TASK OBJECTIVE>
Report every line from the material that contains the word "this".

INFORMATION PROVIDED>
# # #

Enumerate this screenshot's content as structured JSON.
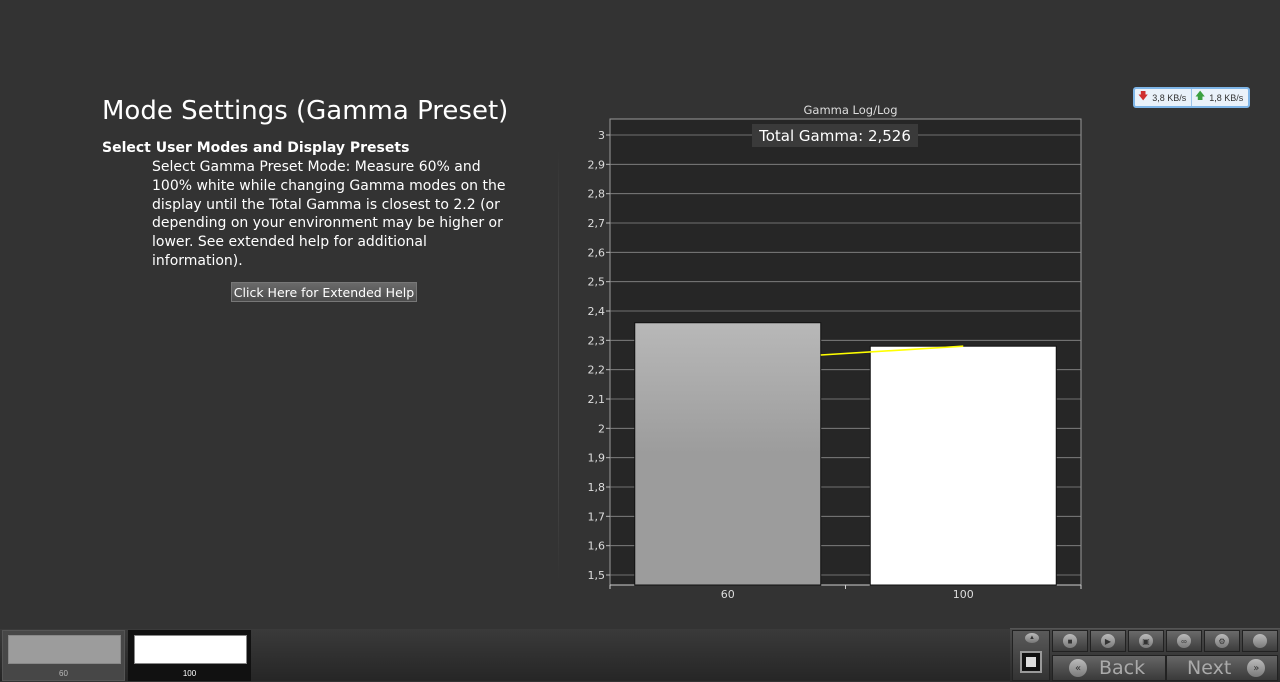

# # #

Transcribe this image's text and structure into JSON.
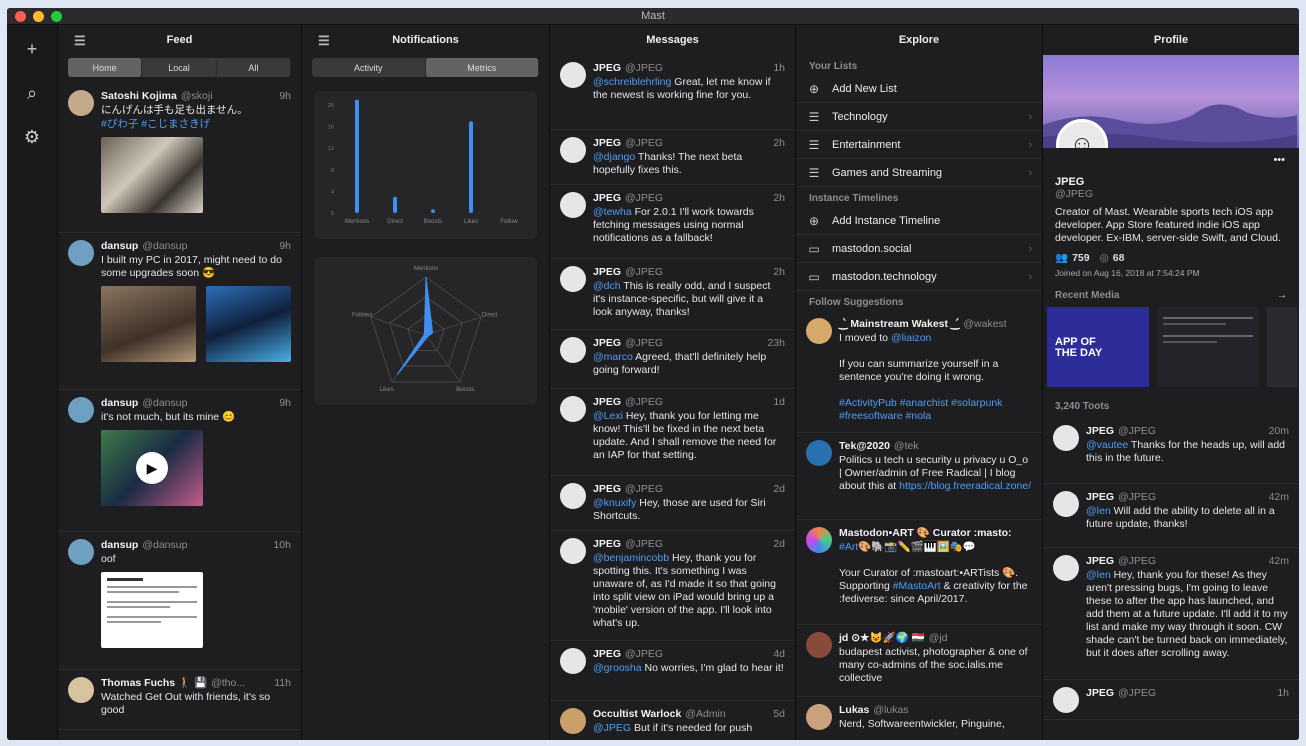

# # #

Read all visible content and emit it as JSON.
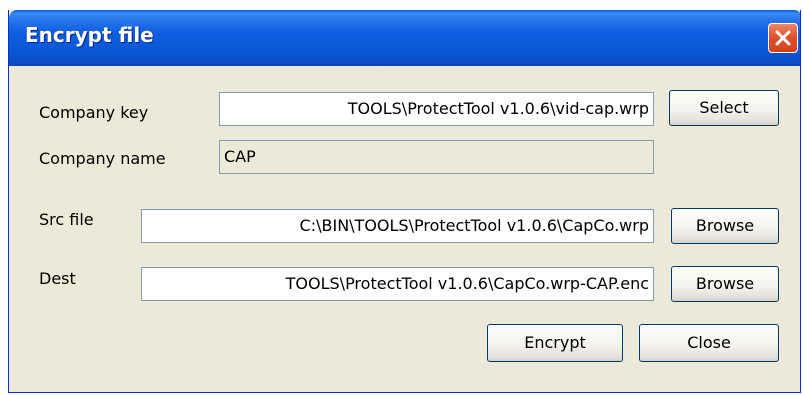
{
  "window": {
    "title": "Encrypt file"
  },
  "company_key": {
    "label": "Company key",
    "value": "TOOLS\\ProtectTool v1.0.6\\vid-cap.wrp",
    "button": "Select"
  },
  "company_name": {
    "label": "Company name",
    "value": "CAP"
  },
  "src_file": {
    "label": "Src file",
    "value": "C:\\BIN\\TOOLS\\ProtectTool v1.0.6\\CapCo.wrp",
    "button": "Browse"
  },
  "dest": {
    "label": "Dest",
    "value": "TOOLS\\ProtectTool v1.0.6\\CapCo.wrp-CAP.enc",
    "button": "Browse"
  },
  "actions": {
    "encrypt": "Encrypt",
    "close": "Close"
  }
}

# # #

THE COMPLETED TASK>
Enumerate this screenshot's content as structured JSON.
Transcribe this image's text and structure into JSON.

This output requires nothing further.